SOURCE DATA –
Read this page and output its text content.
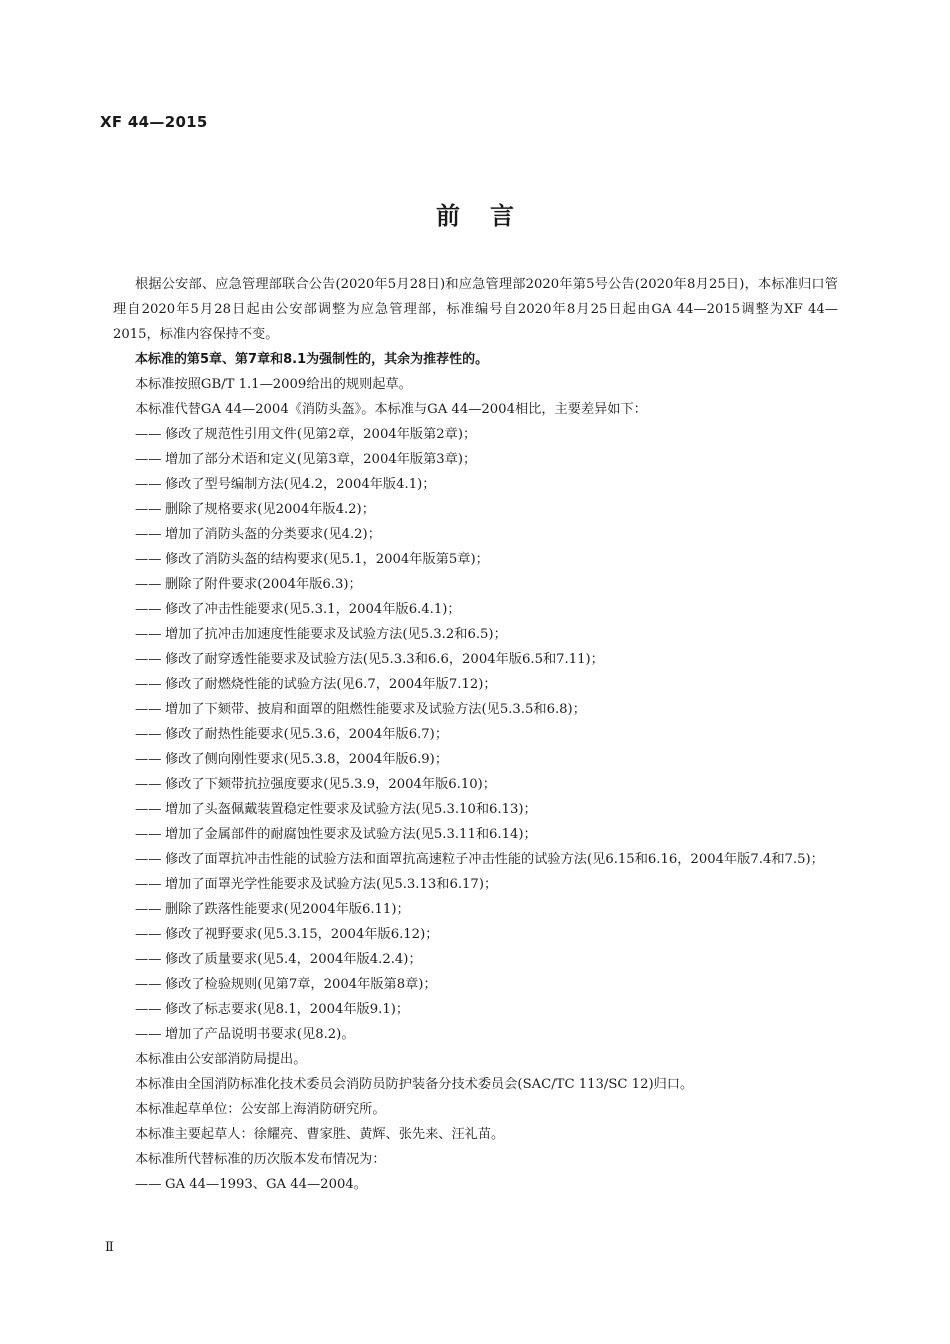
XF 44—2015
前言

根据公安部、应急管理部联合公告(2020年5月28日)和应急管理部2020年第5号公告(2020年8月25日)，本标准归口管理自2020年5月28日起由公安部调整为应急管理部，标准编号自2020年8月25日起由GA 44—2015调整为XF 44—2015，标准内容保持不变。

本标准的第5章、第7章和8.1为强制性的，其余为推荐性的。

本标准按照GB/T 1.1—2009给出的规则起草。

本标准代替GA 44—2004《消防头盔》。本标准与GA 44—2004相比，主要差异如下：

—— 修改了规范性引用文件(见第2章，2004年版第2章)；
—— 增加了部分术语和定义(见第3章，2004年版第3章)；
—— 修改了型号编制方法(见4.2，2004年版4.1)；
—— 删除了规格要求(见2004年版4.2)；
—— 增加了消防头盔的分类要求(见4.2)；
—— 修改了消防头盔的结构要求(见5.1，2004年版第5章)；
—— 删除了附件要求(2004年版6.3)；
—— 修改了冲击性能要求(见5.3.1，2004年版6.4.1)；
—— 增加了抗冲击加速度性能要求及试验方法(见5.3.2和6.5)；
—— 修改了耐穿透性能要求及试验方法(见5.3.3和6.6，2004年版6.5和7.11)；
—— 修改了耐燃烧性能的试验方法(见6.7，2004年版7.12)；
—— 增加了下颏带、披肩和面罩的阻燃性能要求及试验方法(见5.3.5和6.8)；
—— 修改了耐热性能要求(见5.3.6，2004年版6.7)；
—— 修改了侧向刚性要求(见5.3.8，2004年版6.9)；
—— 修改了下颏带抗拉强度要求(见5.3.9，2004年版6.10)；
—— 增加了头盔佩戴装置稳定性要求及试验方法(见5.3.10和6.13)；
—— 增加了金属部件的耐腐蚀性要求及试验方法(见5.3.11和6.14)；
—— 修改了面罩抗冲击性能的试验方法和面罩抗高速粒子冲击性能的试验方法(见6.15和6.16，2004年版7.4和7.5)；
—— 增加了面罩光学性能要求及试验方法(见5.3.13和6.17)；
—— 删除了跌落性能要求(见2004年版6.11)；
—— 修改了视野要求(见5.3.15，2004年版6.12)；
—— 修改了质量要求(见5.4，2004年版4.2.4)；
—— 修改了检验规则(见第7章，2004年版第8章)；
—— 修改了标志要求(见8.1，2004年版9.1)；
—— 增加了产品说明书要求(见8.2)。

本标准由公安部消防局提出。

本标准由全国消防标准化技术委员会消防员防护装备分技术委员会(SAC/TC 113/SC 12)归口。

本标准起草单位：公安部上海消防研究所。

本标准主要起草人：徐耀亮、曹家胜、黄辉、张先来、汪礼苗。

本标准所代替标准的历次版本发布情况为：

—— GA 44—1993、GA 44—2004。
Ⅱ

BRIEF – Leave out the pictures and give the listing above again exactly.

SOLUTION FOR THIS TASK –
Read this page and output its text content.
XF 44—2015
前言

根据公安部、应急管理部联合公告(2020年5月28日)和应急管理部2020年第5号公告(2020年8月25日)，本标准归口管理自2020年5月28日起由公安部调整为应急管理部，标准编号自2020年8月25日起由GA 44—2015调整为XF 44—2015，标准内容保持不变。

本标准的第5章、第7章和8.1为强制性的，其余为推荐性的。

本标准按照GB/T 1.1—2009给出的规则起草。

本标准代替GA 44—2004《消防头盔》。本标准与GA 44—2004相比，主要差异如下：

—— 修改了规范性引用文件(见第2章，2004年版第2章)；
—— 增加了部分术语和定义(见第3章，2004年版第3章)；
—— 修改了型号编制方法(见4.2，2004年版4.1)；
—— 删除了规格要求(见2004年版4.2)；
—— 增加了消防头盔的分类要求(见4.2)；
—— 修改了消防头盔的结构要求(见5.1，2004年版第5章)；
—— 删除了附件要求(2004年版6.3)；
—— 修改了冲击性能要求(见5.3.1，2004年版6.4.1)；
—— 增加了抗冲击加速度性能要求及试验方法(见5.3.2和6.5)；
—— 修改了耐穿透性能要求及试验方法(见5.3.3和6.6，2004年版6.5和7.11)；
—— 修改了耐燃烧性能的试验方法(见6.7，2004年版7.12)；
—— 增加了下颏带、披肩和面罩的阻燃性能要求及试验方法(见5.3.5和6.8)；
—— 修改了耐热性能要求(见5.3.6，2004年版6.7)；
—— 修改了侧向刚性要求(见5.3.8，2004年版6.9)；
—— 修改了下颏带抗拉强度要求(见5.3.9，2004年版6.10)；
—— 增加了头盔佩戴装置稳定性要求及试验方法(见5.3.10和6.13)；
—— 增加了金属部件的耐腐蚀性要求及试验方法(见5.3.11和6.14)；
—— 修改了面罩抗冲击性能的试验方法和面罩抗高速粒子冲击性能的试验方法(见6.15和6.16，2004年版7.4和7.5)；
—— 增加了面罩光学性能要求及试验方法(见5.3.13和6.17)；
—— 删除了跌落性能要求(见2004年版6.11)；
—— 修改了视野要求(见5.3.15，2004年版6.12)；
—— 修改了质量要求(见5.4，2004年版4.2.4)；
—— 修改了检验规则(见第7章，2004年版第8章)；
—— 修改了标志要求(见8.1，2004年版9.1)；
—— 增加了产品说明书要求(见8.2)。

本标准由公安部消防局提出。

本标准由全国消防标准化技术委员会消防员防护装备分技术委员会(SAC/TC 113/SC 12)归口。

本标准起草单位：公安部上海消防研究所。

本标准主要起草人：徐耀亮、曹家胜、黄辉、张先来、汪礼苗。

本标准所代替标准的历次版本发布情况为：

—— GA 44—1993、GA 44—2004。
Ⅱ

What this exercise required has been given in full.